(ENTRIES PROVIDED Opens)
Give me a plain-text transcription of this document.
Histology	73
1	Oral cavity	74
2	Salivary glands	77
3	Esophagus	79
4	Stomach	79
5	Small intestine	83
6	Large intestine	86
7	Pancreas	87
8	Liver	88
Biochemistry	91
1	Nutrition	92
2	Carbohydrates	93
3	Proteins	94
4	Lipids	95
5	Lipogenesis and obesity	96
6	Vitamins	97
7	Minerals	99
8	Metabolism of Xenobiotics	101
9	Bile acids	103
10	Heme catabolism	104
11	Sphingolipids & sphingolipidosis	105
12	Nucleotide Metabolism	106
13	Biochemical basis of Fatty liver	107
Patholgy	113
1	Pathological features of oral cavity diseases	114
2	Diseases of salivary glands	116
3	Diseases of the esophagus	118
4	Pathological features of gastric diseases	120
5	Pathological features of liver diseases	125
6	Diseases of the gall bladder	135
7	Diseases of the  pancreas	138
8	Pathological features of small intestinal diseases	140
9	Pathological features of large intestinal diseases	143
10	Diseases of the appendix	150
(ENTRIES PROVIDED Closes)
_WHAT THIS TASK INVOLVES_
All the lines above should come back exactly as written.

_ANSWER TO THIS TASK_
Give me a plain-text transcription of this document.
Histology	73
1	Oral cavity	74
2	Salivary glands	77
3	Esophagus	79
4	Stomach	79
5	Small intestine	83
6	Large intestine	86
7	Pancreas	87
8	Liver	88
Biochemistry	91
1	Nutrition	92
2	Carbohydrates	93
3	Proteins	94
4	Lipids	95
5	Lipogenesis and obesity	96
6	Vitamins	97
7	Minerals	99
8	Metabolism of Xenobiotics	101
9	Bile acids	103
10	Heme catabolism	104
11	Sphingolipids & sphingolipidosis	105
12	Nucleotide Metabolism	106
13	Biochemical basis of Fatty liver	107
Patholgy	113
1	Pathological features of oral cavity diseases	114
2	Diseases of salivary glands	116
3	Diseases of the esophagus	118
4	Pathological features of gastric diseases	120
5	Pathological features of liver diseases	125
6	Diseases of the gall bladder	135
7	Diseases of the  pancreas	138
8	Pathological features of small intestinal diseases	140
9	Pathological features of large intestinal diseases	143
10	Diseases of the appendix	150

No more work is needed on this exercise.